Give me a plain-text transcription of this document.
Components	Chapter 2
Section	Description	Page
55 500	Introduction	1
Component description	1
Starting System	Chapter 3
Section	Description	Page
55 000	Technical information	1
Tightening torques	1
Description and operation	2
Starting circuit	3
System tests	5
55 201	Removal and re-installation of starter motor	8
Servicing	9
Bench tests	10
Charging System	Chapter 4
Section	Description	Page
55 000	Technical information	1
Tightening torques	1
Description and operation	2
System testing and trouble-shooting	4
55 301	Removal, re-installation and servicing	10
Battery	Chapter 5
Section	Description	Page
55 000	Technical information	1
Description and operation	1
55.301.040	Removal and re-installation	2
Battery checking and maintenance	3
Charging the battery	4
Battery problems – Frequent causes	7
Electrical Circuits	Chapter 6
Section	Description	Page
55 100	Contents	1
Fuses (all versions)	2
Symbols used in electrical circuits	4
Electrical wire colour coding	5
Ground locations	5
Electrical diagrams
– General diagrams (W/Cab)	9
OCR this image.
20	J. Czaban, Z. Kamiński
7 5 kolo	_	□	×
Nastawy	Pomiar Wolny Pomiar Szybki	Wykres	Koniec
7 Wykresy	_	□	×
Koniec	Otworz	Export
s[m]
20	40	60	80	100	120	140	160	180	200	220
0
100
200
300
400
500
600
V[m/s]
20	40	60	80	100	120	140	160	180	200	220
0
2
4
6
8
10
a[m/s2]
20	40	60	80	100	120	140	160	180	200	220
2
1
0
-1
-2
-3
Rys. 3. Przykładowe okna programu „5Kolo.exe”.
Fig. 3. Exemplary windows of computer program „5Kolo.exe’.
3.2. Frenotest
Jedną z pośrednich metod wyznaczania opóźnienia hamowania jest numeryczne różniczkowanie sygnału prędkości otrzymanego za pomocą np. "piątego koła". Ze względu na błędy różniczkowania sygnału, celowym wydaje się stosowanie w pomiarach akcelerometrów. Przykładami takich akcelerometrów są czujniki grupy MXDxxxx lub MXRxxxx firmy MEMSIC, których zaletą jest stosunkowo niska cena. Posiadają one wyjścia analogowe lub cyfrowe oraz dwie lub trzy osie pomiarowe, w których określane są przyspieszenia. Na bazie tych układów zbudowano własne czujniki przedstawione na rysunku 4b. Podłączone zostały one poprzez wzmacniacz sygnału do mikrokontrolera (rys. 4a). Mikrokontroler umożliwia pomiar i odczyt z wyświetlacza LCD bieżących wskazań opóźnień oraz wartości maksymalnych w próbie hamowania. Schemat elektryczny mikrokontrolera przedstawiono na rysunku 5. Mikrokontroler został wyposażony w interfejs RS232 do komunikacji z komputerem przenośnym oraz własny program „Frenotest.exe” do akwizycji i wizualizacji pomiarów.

» Task:
Copy every line of the material, please, keeping it exactly the same.

» Answer to the exercise:
Give me a plain-text transcription of this document.
Components	Chapter 2
Section	Description	Page
55 500	Introduction	1
Component description	1
Starting System	Chapter 3
Section	Description	Page
55 000	Technical information	1
Tightening torques	1
Description and operation	2
Starting circuit	3
System tests	5
55 201	Removal and re-installation of starter motor	8
Servicing	9
Bench tests	10
Charging System	Chapter 4
Section	Description	Page
55 000	Technical information	1
Tightening torques	1
Description and operation	2
System testing and trouble-shooting	4
55 301	Removal, re-installation and servicing	10
Battery	Chapter 5
Section	Description	Page
55 000	Technical information	1
Description and operation	1
55.301.040	Removal and re-installation	2
Battery checking and maintenance	3
Charging the battery	4
Battery problems – Frequent causes	7
Electrical Circuits	Chapter 6
Section	Description	Page
55 100	Contents	1
Fuses (all versions)	2
Symbols used in electrical circuits	4
Electrical wire colour coding	5
Ground locations	5
Electrical diagrams
– General diagrams (W/Cab)	9
OCR this image.
20	J. Czaban, Z. Kamiński
7 5 kolo	_	□	×
Nastawy	Pomiar Wolny Pomiar Szybki	Wykres	Koniec
7 Wykresy	_	□	×
Koniec	Otworz	Export
s[m]
20	40	60	80	100	120	140	160	180	200	220
0
100
200
300
400
500
600
V[m/s]
20	40	60	80	100	120	140	160	180	200	220
0
2
4
6
8
10
a[m/s2]
20	40	60	80	100	120	140	160	180	200	220
2
1
0
-1
-2
-3
Rys. 3. Przykładowe okna programu „5Kolo.exe”.
Fig. 3. Exemplary windows of computer program „5Kolo.exe’.
3.2. Frenotest
Jedną z pośrednich metod wyznaczania opóźnienia hamowania jest numeryczne różniczkowanie sygnału prędkości otrzymanego za pomocą np. "piątego koła". Ze względu na błędy różniczkowania sygnału, celowym wydaje się stosowanie w pomiarach akcelerometrów. Przykładami takich akcelerometrów są czujniki grupy MXDxxxx lub MXRxxxx firmy MEMSIC, których zaletą jest stosunkowo niska cena. Posiadają one wyjścia analogowe lub cyfrowe oraz dwie lub trzy osie pomiarowe, w których określane są przyspieszenia. Na bazie tych układów zbudowano własne czujniki przedstawione na rysunku 4b. Podłączone zostały one poprzez wzmacniacz sygnału do mikrokontrolera (rys. 4a). Mikrokontroler umożliwia pomiar i odczyt z wyświetlacza LCD bieżących wskazań opóźnień oraz wartości maksymalnych w próbie hamowania. Schemat elektryczny mikrokontrolera przedstawiono na rysunku 5. Mikrokontroler został wyposażony w interfejs RS232 do komunikacji z komputerem przenośnym oraz własny program „Frenotest.exe” do akwizycji i wizualizacji pomiarów.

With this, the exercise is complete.